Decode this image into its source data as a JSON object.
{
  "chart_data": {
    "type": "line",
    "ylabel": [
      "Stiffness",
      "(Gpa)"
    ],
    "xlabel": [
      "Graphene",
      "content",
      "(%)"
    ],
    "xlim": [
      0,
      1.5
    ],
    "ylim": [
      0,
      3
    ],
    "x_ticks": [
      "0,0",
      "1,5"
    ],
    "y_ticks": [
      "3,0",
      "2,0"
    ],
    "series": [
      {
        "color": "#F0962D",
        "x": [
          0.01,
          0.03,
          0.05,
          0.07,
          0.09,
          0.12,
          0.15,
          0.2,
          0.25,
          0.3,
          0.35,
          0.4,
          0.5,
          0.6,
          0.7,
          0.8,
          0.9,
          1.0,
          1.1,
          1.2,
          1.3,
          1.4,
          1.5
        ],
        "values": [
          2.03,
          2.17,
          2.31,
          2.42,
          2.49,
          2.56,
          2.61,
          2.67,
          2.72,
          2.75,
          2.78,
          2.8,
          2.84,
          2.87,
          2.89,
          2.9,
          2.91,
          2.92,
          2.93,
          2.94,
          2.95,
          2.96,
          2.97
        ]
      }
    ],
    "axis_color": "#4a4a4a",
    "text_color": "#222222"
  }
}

───

▶ **Direction**:
Give the records above again, word for word.

▶ **Answer to the exercise**:
Decode this image into its source data as a JSON object.
{
  "chart_data": {
    "type": "line",
    "ylabel": [
      "Stiffness",
      "(Gpa)"
    ],
    "xlabel": [
      "Graphene",
      "content",
      "(%)"
    ],
    "xlim": [
      0,
      1.5
    ],
    "ylim": [
      0,
      3
    ],
    "x_ticks": [
      "0,0",
      "1,5"
    ],
    "y_ticks": [
      "3,0",
      "2,0"
    ],
    "series": [
      {
        "color": "#F0962D",
        "x": [
          0.01,
          0.03,
          0.05,
          0.07,
          0.09,
          0.12,
          0.15,
          0.2,
          0.25,
          0.3,
          0.35,
          0.4,
          0.5,
          0.6,
          0.7,
          0.8,
          0.9,
          1.0,
          1.1,
          1.2,
          1.3,
          1.4,
          1.5
        ],
        "values": [
          2.03,
          2.17,
          2.31,
          2.42,
          2.49,
          2.56,
          2.61,
          2.67,
          2.72,
          2.75,
          2.78,
          2.8,
          2.84,
          2.87,
          2.89,
          2.9,
          2.91,
          2.92,
          2.93,
          2.94,
          2.95,
          2.96,
          2.97
        ]
      }
    ],
    "axis_color": "#4a4a4a",
    "text_color": "#222222"
  }
}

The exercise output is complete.